Stored items from a collection
· · · ·

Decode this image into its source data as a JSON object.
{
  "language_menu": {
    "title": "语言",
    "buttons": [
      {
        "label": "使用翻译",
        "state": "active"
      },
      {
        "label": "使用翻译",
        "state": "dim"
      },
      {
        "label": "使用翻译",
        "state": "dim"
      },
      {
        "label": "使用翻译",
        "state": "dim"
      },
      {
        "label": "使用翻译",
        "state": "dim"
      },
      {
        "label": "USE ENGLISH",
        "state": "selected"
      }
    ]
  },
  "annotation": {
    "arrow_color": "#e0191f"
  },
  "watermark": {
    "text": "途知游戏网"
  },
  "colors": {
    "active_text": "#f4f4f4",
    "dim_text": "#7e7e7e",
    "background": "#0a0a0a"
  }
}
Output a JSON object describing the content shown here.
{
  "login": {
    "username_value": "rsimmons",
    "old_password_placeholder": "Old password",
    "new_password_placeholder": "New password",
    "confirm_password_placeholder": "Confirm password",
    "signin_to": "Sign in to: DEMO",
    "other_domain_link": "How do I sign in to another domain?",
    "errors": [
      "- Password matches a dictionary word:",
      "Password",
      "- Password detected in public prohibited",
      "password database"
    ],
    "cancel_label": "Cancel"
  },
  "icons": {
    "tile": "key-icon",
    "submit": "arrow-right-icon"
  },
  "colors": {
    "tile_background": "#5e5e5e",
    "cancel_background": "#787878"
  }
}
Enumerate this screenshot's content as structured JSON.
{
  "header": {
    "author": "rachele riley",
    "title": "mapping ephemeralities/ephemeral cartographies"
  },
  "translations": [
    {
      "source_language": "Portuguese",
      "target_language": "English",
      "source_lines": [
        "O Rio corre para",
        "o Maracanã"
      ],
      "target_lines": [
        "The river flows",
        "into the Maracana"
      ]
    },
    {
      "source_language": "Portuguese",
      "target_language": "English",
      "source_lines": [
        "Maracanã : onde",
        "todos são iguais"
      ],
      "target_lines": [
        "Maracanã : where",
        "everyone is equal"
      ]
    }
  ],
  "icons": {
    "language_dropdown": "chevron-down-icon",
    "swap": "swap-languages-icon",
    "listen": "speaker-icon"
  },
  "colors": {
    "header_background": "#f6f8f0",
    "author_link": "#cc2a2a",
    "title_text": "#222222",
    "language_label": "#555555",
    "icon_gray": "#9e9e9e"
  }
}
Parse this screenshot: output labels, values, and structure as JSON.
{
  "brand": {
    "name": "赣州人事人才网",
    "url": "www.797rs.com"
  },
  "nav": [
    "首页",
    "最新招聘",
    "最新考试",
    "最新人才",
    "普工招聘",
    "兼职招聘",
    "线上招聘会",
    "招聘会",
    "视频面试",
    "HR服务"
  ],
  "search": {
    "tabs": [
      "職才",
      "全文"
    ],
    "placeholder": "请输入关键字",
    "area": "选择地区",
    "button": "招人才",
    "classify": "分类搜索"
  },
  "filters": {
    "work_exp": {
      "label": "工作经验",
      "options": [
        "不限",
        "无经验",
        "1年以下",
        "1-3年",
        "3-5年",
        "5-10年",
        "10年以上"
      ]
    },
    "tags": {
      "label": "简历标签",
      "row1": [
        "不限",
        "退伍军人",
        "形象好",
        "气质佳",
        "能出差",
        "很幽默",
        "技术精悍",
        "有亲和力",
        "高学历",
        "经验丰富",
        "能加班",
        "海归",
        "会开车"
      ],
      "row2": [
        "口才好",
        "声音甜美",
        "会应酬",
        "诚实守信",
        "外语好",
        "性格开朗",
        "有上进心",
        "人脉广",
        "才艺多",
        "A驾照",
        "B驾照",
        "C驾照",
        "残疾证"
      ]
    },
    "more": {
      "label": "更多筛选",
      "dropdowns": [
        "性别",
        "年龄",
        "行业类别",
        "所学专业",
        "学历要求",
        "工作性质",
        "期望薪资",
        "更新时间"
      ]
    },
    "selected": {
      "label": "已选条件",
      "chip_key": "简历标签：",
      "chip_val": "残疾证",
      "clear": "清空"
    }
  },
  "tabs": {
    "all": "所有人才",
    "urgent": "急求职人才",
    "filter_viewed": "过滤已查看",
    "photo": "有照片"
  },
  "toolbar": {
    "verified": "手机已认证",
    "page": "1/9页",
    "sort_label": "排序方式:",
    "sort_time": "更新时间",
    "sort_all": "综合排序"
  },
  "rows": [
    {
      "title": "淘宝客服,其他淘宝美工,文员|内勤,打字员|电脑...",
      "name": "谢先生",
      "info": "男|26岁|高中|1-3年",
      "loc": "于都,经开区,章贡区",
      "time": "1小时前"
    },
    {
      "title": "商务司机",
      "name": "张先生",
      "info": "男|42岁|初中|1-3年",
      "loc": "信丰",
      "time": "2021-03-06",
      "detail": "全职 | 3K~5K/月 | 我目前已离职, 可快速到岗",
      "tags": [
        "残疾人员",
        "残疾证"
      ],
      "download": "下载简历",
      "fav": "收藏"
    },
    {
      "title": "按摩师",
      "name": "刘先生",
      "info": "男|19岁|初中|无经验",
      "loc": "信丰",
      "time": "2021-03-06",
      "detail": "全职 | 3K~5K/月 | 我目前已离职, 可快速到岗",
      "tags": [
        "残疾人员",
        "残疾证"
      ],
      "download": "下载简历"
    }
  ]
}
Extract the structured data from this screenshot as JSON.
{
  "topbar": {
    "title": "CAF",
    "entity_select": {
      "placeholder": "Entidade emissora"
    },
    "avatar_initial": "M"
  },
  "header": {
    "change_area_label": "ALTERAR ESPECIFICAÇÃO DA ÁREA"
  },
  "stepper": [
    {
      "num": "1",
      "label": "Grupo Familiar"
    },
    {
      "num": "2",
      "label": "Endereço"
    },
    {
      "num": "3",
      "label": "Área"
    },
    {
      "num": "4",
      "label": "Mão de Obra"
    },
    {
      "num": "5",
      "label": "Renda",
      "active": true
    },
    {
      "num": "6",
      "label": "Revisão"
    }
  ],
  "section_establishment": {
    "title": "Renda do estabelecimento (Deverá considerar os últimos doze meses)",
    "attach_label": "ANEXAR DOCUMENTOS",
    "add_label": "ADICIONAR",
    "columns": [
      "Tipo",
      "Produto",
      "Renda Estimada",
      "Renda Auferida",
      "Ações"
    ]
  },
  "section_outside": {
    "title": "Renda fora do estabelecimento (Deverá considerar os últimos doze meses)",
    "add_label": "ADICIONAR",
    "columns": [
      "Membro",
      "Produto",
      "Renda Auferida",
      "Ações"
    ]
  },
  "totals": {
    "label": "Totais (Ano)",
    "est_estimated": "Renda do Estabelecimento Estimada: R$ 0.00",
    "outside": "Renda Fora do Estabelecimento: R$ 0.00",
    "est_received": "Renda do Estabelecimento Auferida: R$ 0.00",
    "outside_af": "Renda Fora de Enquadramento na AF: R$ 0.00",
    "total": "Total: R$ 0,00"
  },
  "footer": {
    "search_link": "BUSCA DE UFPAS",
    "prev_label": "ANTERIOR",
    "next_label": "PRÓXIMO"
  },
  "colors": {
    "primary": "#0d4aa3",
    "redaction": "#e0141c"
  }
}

· · · ·

Repeat every record exactly as written, please.

Decode this image into its source data as a JSON object.
{
  "language_menu": {
    "title": "语言",
    "buttons": [
      {
        "label": "使用翻译",
        "state": "active"
      },
      {
        "label": "使用翻译",
        "state": "dim"
      },
      {
        "label": "使用翻译",
        "state": "dim"
      },
      {
        "label": "使用翻译",
        "state": "dim"
      },
      {
        "label": "使用翻译",
        "state": "dim"
      },
      {
        "label": "USE ENGLISH",
        "state": "selected"
      }
    ]
  },
  "annotation": {
    "arrow_color": "#e0191f"
  },
  "watermark": {
    "text": "途知游戏网"
  },
  "colors": {
    "active_text": "#f4f4f4",
    "dim_text": "#7e7e7e",
    "background": "#0a0a0a"
  }
}
Output a JSON object describing the content shown here.
{
  "login": {
    "username_value": "rsimmons",
    "old_password_placeholder": "Old password",
    "new_password_placeholder": "New password",
    "confirm_password_placeholder": "Confirm password",
    "signin_to": "Sign in to: DEMO",
    "other_domain_link": "How do I sign in to another domain?",
    "errors": [
      "- Password matches a dictionary word:",
      "Password",
      "- Password detected in public prohibited",
      "password database"
    ],
    "cancel_label": "Cancel"
  },
  "icons": {
    "tile": "key-icon",
    "submit": "arrow-right-icon"
  },
  "colors": {
    "tile_background": "#5e5e5e",
    "cancel_background": "#787878"
  }
}
Enumerate this screenshot's content as structured JSON.
{
  "header": {
    "author": "rachele riley",
    "title": "mapping ephemeralities/ephemeral cartographies"
  },
  "translations": [
    {
      "source_language": "Portuguese",
      "target_language": "English",
      "source_lines": [
        "O Rio corre para",
        "o Maracanã"
      ],
      "target_lines": [
        "The river flows",
        "into the Maracana"
      ]
    },
    {
      "source_language": "Portuguese",
      "target_language": "English",
      "source_lines": [
        "Maracanã : onde",
        "todos são iguais"
      ],
      "target_lines": [
        "Maracanã : where",
        "everyone is equal"
      ]
    }
  ],
  "icons": {
    "language_dropdown": "chevron-down-icon",
    "swap": "swap-languages-icon",
    "listen": "speaker-icon"
  },
  "colors": {
    "header_background": "#f6f8f0",
    "author_link": "#cc2a2a",
    "title_text": "#222222",
    "language_label": "#555555",
    "icon_gray": "#9e9e9e"
  }
}
Parse this screenshot: output labels, values, and structure as JSON.
{
  "brand": {
    "name": "赣州人事人才网",
    "url": "www.797rs.com"
  },
  "nav": [
    "首页",
    "最新招聘",
    "最新考试",
    "最新人才",
    "普工招聘",
    "兼职招聘",
    "线上招聘会",
    "招聘会",
    "视频面试",
    "HR服务"
  ],
  "search": {
    "tabs": [
      "職才",
      "全文"
    ],
    "placeholder": "请输入关键字",
    "area": "选择地区",
    "button": "招人才",
    "classify": "分类搜索"
  },
  "filters": {
    "work_exp": {
      "label": "工作经验",
      "options": [
        "不限",
        "无经验",
        "1年以下",
        "1-3年",
        "3-5年",
        "5-10年",
        "10年以上"
      ]
    },
    "tags": {
      "label": "简历标签",
      "row1": [
        "不限",
        "退伍军人",
        "形象好",
        "气质佳",
        "能出差",
        "很幽默",
        "技术精悍",
        "有亲和力",
        "高学历",
        "经验丰富",
        "能加班",
        "海归",
        "会开车"
      ],
      "row2": [
        "口才好",
        "声音甜美",
        "会应酬",
        "诚实守信",
        "外语好",
        "性格开朗",
        "有上进心",
        "人脉广",
        "才艺多",
        "A驾照",
        "B驾照",
        "C驾照",
        "残疾证"
      ]
    },
    "more": {
      "label": "更多筛选",
      "dropdowns": [
        "性别",
        "年龄",
        "行业类别",
        "所学专业",
        "学历要求",
        "工作性质",
        "期望薪资",
        "更新时间"
      ]
    },
    "selected": {
      "label": "已选条件",
      "chip_key": "简历标签：",
      "chip_val": "残疾证",
      "clear": "清空"
    }
  },
  "tabs": {
    "all": "所有人才",
    "urgent": "急求职人才",
    "filter_viewed": "过滤已查看",
    "photo": "有照片"
  },
  "toolbar": {
    "verified": "手机已认证",
    "page": "1/9页",
    "sort_label": "排序方式:",
    "sort_time": "更新时间",
    "sort_all": "综合排序"
  },
  "rows": [
    {
      "title": "淘宝客服,其他淘宝美工,文员|内勤,打字员|电脑...",
      "name": "谢先生",
      "info": "男|26岁|高中|1-3年",
      "loc": "于都,经开区,章贡区",
      "time": "1小时前"
    },
    {
      "title": "商务司机",
      "name": "张先生",
      "info": "男|42岁|初中|1-3年",
      "loc": "信丰",
      "time": "2021-03-06",
      "detail": "全职 | 3K~5K/月 | 我目前已离职, 可快速到岗",
      "tags": [
        "残疾人员",
        "残疾证"
      ],
      "download": "下载简历",
      "fav": "收藏"
    },
    {
      "title": "按摩师",
      "name": "刘先生",
      "info": "男|19岁|初中|无经验",
      "loc": "信丰",
      "time": "2021-03-06",
      "detail": "全职 | 3K~5K/月 | 我目前已离职, 可快速到岗",
      "tags": [
        "残疾人员",
        "残疾证"
      ],
      "download": "下载简历"
    }
  ]
}
Extract the structured data from this screenshot as JSON.
{
  "topbar": {
    "title": "CAF",
    "entity_select": {
      "placeholder": "Entidade emissora"
    },
    "avatar_initial": "M"
  },
  "header": {
    "change_area_label": "ALTERAR ESPECIFICAÇÃO DA ÁREA"
  },
  "stepper": [
    {
      "num": "1",
      "label": "Grupo Familiar"
    },
    {
      "num": "2",
      "label": "Endereço"
    },
    {
      "num": "3",
      "label": "Área"
    },
    {
      "num": "4",
      "label": "Mão de Obra"
    },
    {
      "num": "5",
      "label": "Renda",
      "active": true
    },
    {
      "num": "6",
      "label": "Revisão"
    }
  ],
  "section_establishment": {
    "title": "Renda do estabelecimento (Deverá considerar os últimos doze meses)",
    "attach_label": "ANEXAR DOCUMENTOS",
    "add_label": "ADICIONAR",
    "columns": [
      "Tipo",
      "Produto",
      "Renda Estimada",
      "Renda Auferida",
      "Ações"
    ]
  },
  "section_outside": {
    "title": "Renda fora do estabelecimento (Deverá considerar os últimos doze meses)",
    "add_label": "ADICIONAR",
    "columns": [
      "Membro",
      "Produto",
      "Renda Auferida",
      "Ações"
    ]
  },
  "totals": {
    "label": "Totais (Ano)",
    "est_estimated": "Renda do Estabelecimento Estimada: R$ 0.00",
    "outside": "Renda Fora do Estabelecimento: R$ 0.00",
    "est_received": "Renda do Estabelecimento Auferida: R$ 0.00",
    "outside_af": "Renda Fora de Enquadramento na AF: R$ 0.00",
    "total": "Total: R$ 0,00"
  },
  "footer": {
    "search_link": "BUSCA DE UFPAS",
    "prev_label": "ANTERIOR",
    "next_label": "PRÓXIMO"
  },
  "colors": {
    "primary": "#0d4aa3",
    "redaction": "#e0141c"
  }
}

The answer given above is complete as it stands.